DIRECTIVE
Could you retype the lines of the records below, starting at the line that contains "feature-label: dnt-PA <box>484" and ending at the line that contains "feature-label: RE54345.5prime <box>111", with both of those lines included and nothing altered?

★ ★ ★ ★ ★

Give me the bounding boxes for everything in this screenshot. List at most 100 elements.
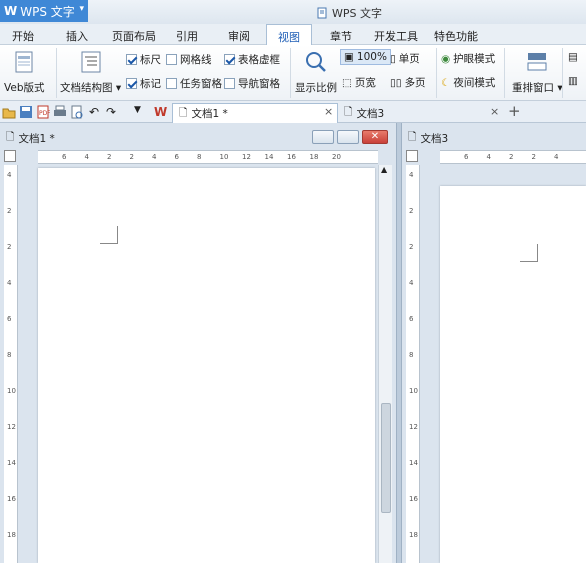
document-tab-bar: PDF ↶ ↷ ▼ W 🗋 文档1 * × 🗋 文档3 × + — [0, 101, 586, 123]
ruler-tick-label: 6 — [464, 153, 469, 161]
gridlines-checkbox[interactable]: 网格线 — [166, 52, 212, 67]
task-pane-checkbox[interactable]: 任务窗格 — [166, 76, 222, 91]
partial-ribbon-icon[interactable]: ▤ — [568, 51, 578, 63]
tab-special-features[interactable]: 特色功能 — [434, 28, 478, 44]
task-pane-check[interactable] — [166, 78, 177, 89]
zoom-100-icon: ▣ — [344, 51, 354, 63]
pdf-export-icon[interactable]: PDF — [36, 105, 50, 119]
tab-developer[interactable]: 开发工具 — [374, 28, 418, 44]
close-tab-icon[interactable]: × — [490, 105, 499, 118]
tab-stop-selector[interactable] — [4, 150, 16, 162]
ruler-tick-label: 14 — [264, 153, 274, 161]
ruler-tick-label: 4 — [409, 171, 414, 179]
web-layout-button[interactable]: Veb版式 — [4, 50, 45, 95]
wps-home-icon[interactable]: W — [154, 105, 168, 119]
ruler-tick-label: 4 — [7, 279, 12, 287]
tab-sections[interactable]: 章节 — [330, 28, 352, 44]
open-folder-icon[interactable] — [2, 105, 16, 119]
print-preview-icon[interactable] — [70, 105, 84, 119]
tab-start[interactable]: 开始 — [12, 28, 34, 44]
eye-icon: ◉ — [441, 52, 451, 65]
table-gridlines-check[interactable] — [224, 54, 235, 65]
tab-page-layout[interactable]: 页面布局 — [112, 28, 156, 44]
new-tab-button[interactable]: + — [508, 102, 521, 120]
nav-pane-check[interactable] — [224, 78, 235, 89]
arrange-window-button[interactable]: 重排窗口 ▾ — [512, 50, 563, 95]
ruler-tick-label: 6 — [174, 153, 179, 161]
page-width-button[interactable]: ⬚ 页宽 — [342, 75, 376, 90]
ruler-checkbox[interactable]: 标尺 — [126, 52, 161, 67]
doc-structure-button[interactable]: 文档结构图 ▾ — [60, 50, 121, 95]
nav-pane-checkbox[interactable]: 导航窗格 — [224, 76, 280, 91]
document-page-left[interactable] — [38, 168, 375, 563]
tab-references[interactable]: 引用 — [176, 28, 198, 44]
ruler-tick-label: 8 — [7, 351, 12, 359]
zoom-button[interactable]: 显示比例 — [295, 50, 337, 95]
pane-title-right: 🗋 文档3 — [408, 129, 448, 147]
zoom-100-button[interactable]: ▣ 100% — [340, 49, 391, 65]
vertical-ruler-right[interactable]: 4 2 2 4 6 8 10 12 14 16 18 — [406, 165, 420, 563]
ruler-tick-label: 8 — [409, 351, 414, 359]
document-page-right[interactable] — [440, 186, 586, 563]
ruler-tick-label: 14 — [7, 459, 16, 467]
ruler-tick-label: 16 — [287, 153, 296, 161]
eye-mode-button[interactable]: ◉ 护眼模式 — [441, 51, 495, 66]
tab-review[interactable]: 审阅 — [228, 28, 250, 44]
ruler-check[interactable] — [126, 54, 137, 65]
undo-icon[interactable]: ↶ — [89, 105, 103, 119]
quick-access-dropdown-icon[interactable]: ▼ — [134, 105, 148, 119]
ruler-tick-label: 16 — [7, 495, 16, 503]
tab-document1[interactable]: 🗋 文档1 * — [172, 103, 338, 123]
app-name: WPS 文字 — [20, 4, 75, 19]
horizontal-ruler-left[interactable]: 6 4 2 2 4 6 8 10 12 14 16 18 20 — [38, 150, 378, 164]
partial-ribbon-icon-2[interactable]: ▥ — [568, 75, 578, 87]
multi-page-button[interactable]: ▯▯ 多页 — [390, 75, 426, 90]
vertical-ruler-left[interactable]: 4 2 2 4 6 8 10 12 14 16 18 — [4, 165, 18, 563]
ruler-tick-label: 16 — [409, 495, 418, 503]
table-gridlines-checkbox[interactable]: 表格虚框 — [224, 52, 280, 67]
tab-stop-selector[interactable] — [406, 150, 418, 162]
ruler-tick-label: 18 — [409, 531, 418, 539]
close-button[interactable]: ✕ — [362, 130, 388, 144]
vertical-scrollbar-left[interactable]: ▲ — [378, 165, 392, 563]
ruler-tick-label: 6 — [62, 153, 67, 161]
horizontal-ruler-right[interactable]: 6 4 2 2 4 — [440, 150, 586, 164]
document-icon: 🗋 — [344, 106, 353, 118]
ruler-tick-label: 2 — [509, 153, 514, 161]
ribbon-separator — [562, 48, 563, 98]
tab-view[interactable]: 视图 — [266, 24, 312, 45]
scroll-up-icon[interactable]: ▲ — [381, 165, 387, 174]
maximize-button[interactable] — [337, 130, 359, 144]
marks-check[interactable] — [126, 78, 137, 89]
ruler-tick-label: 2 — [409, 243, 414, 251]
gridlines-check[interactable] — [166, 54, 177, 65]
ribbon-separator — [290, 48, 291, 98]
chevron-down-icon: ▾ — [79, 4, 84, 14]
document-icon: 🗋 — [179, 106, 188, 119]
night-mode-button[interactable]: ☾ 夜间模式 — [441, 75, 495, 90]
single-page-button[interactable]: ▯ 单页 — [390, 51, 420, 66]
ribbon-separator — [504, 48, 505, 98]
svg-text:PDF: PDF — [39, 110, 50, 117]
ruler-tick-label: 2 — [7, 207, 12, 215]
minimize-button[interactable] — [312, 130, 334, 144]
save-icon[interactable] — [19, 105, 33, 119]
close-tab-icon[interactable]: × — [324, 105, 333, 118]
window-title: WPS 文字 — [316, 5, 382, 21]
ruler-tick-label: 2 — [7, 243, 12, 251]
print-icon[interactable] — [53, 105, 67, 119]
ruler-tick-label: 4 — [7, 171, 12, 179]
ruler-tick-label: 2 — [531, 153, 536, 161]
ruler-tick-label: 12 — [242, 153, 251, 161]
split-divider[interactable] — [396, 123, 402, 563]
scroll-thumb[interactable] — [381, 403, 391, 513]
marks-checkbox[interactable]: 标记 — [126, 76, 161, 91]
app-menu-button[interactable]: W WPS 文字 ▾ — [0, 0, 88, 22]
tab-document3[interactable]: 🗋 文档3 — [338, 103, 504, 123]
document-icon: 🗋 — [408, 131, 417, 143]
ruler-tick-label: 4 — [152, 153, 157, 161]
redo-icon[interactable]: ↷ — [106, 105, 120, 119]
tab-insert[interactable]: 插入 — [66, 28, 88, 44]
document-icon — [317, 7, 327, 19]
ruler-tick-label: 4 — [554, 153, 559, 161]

★ ★ ★ ★ ★

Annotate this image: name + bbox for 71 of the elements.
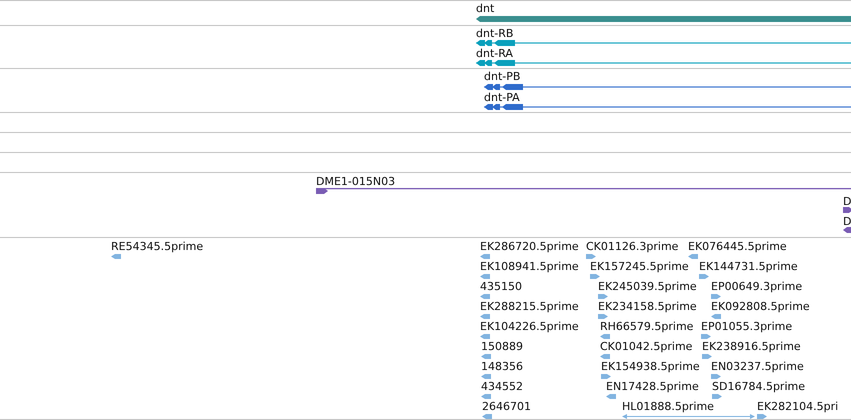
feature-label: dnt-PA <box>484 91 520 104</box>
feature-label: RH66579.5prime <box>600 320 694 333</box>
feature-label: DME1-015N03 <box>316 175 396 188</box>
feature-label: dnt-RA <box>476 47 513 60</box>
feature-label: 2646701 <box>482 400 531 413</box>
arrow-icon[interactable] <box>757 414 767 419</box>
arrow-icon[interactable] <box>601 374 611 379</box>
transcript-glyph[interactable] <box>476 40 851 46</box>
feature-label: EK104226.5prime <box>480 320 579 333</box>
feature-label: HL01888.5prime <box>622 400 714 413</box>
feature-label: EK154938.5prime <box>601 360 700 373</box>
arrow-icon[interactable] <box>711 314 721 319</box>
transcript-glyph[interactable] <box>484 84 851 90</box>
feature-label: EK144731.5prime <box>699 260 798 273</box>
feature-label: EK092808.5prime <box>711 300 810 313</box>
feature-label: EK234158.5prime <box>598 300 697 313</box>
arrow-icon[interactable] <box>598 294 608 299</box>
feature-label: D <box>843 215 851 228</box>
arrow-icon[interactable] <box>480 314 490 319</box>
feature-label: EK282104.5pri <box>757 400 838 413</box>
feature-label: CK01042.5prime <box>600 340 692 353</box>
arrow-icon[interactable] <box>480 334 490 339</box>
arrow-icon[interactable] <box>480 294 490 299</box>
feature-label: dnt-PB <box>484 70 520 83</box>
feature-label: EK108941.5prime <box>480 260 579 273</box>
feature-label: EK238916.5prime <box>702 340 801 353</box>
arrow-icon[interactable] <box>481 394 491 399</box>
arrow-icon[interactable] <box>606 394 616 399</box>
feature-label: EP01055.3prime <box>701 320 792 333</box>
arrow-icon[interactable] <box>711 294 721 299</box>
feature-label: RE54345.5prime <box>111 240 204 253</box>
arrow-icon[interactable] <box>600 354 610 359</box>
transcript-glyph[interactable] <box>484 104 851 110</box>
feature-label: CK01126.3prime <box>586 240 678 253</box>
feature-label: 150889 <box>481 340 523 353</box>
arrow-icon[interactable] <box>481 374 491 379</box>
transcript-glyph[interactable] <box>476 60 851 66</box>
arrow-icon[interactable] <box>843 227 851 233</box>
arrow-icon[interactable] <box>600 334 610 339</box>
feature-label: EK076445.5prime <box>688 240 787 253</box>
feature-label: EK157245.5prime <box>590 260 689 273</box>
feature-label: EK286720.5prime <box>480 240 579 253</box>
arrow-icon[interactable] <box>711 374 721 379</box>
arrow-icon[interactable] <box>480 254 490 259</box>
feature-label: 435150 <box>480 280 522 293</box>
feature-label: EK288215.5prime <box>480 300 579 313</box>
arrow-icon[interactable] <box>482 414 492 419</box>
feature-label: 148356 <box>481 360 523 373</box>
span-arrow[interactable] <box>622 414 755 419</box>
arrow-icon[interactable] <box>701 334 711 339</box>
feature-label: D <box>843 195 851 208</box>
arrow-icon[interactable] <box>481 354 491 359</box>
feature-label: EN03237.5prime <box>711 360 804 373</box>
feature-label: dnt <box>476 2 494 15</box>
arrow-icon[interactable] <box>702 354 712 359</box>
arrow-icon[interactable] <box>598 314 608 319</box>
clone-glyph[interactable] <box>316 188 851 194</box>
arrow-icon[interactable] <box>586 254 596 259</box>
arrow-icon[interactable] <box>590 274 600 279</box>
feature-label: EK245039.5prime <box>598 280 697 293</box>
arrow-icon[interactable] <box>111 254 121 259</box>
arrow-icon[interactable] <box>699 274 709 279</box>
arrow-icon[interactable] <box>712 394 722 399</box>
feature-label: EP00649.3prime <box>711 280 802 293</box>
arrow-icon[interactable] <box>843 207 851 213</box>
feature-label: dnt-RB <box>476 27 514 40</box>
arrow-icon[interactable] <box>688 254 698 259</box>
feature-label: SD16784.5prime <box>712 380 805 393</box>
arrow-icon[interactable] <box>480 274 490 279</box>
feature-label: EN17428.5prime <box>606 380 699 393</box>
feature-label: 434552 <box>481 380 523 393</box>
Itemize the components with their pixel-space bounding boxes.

★ ★ ★ ★ ★

RESULT OF THIS TASK
feature-label: dnt-PA <box>484 91 520 104</box>
feature-label: RH66579.5prime <box>600 320 694 333</box>
feature-label: DME1-015N03 <box>316 175 396 188</box>
feature-label: dnt-RA <box>476 47 513 60</box>
feature-label: 2646701 <box>482 400 531 413</box>
arrow-icon[interactable] <box>757 414 767 419</box>
arrow-icon[interactable] <box>601 374 611 379</box>
transcript-glyph[interactable] <box>476 40 851 46</box>
feature-label: EK104226.5prime <box>480 320 579 333</box>
feature-label: HL01888.5prime <box>622 400 714 413</box>
feature-label: EK154938.5prime <box>601 360 700 373</box>
arrow-icon[interactable] <box>711 314 721 319</box>
transcript-glyph[interactable] <box>484 84 851 90</box>
feature-label: EK144731.5prime <box>699 260 798 273</box>
feature-label: EK092808.5prime <box>711 300 810 313</box>
feature-label: EK234158.5prime <box>598 300 697 313</box>
arrow-icon[interactable] <box>598 294 608 299</box>
feature-label: D <box>843 215 851 228</box>
arrow-icon[interactable] <box>480 314 490 319</box>
feature-label: EK282104.5pri <box>757 400 838 413</box>
feature-label: CK01042.5prime <box>600 340 692 353</box>
arrow-icon[interactable] <box>480 334 490 339</box>
arrow-icon[interactable] <box>480 294 490 299</box>
feature-label: dnt-PB <box>484 70 520 83</box>
feature-label: EK108941.5prime <box>480 260 579 273</box>
feature-label: EK238916.5prime <box>702 340 801 353</box>
arrow-icon[interactable] <box>481 394 491 399</box>
arrow-icon[interactable] <box>606 394 616 399</box>
feature-label: EP01055.3prime <box>701 320 792 333</box>
arrow-icon[interactable] <box>711 294 721 299</box>
feature-label: RE54345.5prime <box>111 240 204 253</box>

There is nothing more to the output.